• [Excerpted text]:
It's truly hard to believe we are coming up on another year.

Mom you were the most important person in our world.

I cannot remember a day that goes by where I don't look up and tell you that I love you and miss you so much.

To say you were the glue that held our world together would be a understatement.

I love you and miss you more and more every day . The strength and courage you had to only do what best for and your kids was like a super power.

I wish I could of had more time with you to share your thoughts and feelings about what it takes to make every thing work.

Mom I miss you and love you so much
See you soon

Love

James

May 8, 2016

Happy Mothers Day

You are truly missed I cant believe its been 5 years already.

I know its hard to explain how much you meant to me and our family.

I love you and think about you everyday you truly were the BEST.

I love you and miss you

James

James Myhre

April 7, 2016

Dear Mom,

As your birthday rolled around again the day was empty.
I always looked forward to this day because I know we would get a chance to spend time together.
There is a true empty on April / 5, that no matter what is going on I just can not get it together.
As I know you are looking down on all of us hoping that everything works out for all of us.
I cant help to think of all the sacrifice you made your whole life to keep us together as a family.
I wish I had you strength for me its just not the same without you in my corner.
The love I have for you will never fade.
Thank you for all you did the kind and loving mom your were and a true strong woman.
I love you

James

james

March 10, 2016

Hi Mom,

I woke up this morning knowing this day is one of my darkest.

The fact of 5 years already passing by have not made anything easier.

I truly miss you and love you I am trying my best to keep things together but things are not exactly working out.

LOVE YOU
James

Bonnie lee Myhre

November 28, 2015

Brad Myhre

November 28, 2015

Hi mom , I've met the most amazing woman and after 5 months we were married c I felt you there and I know you are happy for me . I've never thought I would be so blessed . I'm changed. My life and we are buying a home together . in b,c she is so sweet and loving I think about u and miss u I will make a great life with Bonnie and are two boys .

James

March 15, 2014

Hi Mom,
It has been another year gone by since you passed away.
I miss you so much it was suppose to get a bit better as time goes by but the pain of you not being here has not changed.
I know you are watching over us Robert and Brad are both in Calgary and seem to be doing better.
I have had a chance to check in with Justin and Andrew, you would so proud of they Tamara did a outstanding job.
Now your great grandsons my grand kids and more than a hand full for Kendra but she reminds of you so much in how she is keeping everything together.
Sarah is back enrolled in school and has a plan of what direction she wants to go.
Their is not a moment in time that's goes by when I don't think of you and miss you. I love and miss you so much.

December 24, 2013

Hi Mom,
Its Christmas time again and it has not been the same without here. I know we are to move forward and things are as we have been told get easier. But I still am not their yet and I am loosing hope I will ever. You were the glue with the rope of love that kept our family together through out all the hard time. I am gathering all your son's yes my brothers over for Christmas dinner this year I know you would of loved that. To see us all in one room enjoying a dinner.

I love you and I know your watching but I will keep trying to keep things together down here.

• [Excerpted data]:
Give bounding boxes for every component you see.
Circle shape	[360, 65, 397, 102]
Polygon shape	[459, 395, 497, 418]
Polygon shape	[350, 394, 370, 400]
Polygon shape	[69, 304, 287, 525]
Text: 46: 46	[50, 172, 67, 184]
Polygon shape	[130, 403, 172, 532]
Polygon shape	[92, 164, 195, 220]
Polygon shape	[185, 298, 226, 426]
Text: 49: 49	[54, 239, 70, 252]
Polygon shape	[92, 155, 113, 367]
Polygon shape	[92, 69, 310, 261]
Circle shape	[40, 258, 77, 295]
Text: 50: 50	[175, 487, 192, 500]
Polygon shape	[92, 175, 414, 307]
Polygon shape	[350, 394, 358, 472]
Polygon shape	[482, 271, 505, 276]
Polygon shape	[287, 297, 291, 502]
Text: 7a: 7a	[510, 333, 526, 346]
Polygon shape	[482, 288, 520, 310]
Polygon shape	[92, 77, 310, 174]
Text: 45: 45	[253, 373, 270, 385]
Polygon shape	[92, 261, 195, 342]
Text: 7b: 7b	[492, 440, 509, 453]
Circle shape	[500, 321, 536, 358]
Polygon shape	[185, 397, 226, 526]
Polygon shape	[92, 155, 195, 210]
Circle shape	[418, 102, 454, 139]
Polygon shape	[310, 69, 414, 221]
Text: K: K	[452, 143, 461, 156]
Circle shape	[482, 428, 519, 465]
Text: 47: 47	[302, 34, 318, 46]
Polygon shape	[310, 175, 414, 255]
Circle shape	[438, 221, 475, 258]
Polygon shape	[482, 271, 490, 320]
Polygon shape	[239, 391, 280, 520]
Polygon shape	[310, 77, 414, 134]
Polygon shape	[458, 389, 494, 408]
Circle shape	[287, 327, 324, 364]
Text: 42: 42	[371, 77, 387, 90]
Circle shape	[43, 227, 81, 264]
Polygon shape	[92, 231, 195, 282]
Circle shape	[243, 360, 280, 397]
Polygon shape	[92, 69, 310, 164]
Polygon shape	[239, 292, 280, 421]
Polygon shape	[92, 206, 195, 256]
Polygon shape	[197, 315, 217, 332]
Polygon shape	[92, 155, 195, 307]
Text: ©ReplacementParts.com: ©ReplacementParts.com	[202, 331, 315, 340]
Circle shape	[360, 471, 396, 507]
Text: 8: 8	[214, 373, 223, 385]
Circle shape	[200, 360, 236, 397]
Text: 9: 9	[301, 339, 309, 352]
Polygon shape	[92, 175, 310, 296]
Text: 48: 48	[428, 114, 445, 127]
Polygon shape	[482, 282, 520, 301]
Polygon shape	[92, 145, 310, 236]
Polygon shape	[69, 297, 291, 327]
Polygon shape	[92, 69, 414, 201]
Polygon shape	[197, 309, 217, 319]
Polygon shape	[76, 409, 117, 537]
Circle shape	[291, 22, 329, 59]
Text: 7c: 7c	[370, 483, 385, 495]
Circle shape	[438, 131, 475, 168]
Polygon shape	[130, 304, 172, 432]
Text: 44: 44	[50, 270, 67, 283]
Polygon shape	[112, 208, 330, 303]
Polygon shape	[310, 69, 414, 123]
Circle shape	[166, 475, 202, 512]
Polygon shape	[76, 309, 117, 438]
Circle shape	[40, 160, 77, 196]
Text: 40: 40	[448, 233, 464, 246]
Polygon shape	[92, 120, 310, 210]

• [What to work on]:
a. Decide whether each statement agrees with the memorial messages to Mom, answering yes or no and quoting the words that settle it: (i) Robert and Brad are both in Calgary; (ii) Sarah has left school; (iii) the writer is gathering his brothers for Christmas dinner.
b. Reproduce the passage of the memorial messages to Mom starting with "Their is not" and going on through "together down here.".
The data can be set aside.

• [Answers to the problems]:
a.
(i) Yes: "Robert and Brad are both in Calgary"
(ii) No: "Sarah is back enrolled in school"
(iii) Yes: "I am gathering all your son's yes my brothers over for Christmas dinner this year"

b.
Their is not a moment in time that's goes by when I don't think of you and miss you. I love and miss you so much.

December 24, 2013

Hi Mom,
Its Christmas time again and it has not been the same without here. I know we are to move forward and things are as we have been told get easier. But I still am not their yet and I am loosing hope I will ever. You were the glue with the rope of love that kept our family together through out all the hard time. I am gathering all your son's yes my brothers over for Christmas dinner this year I know you would of loved that. To see us all in one room enjoying a dinner.

I love you and I know your watching but I will keep trying to keep things together down here.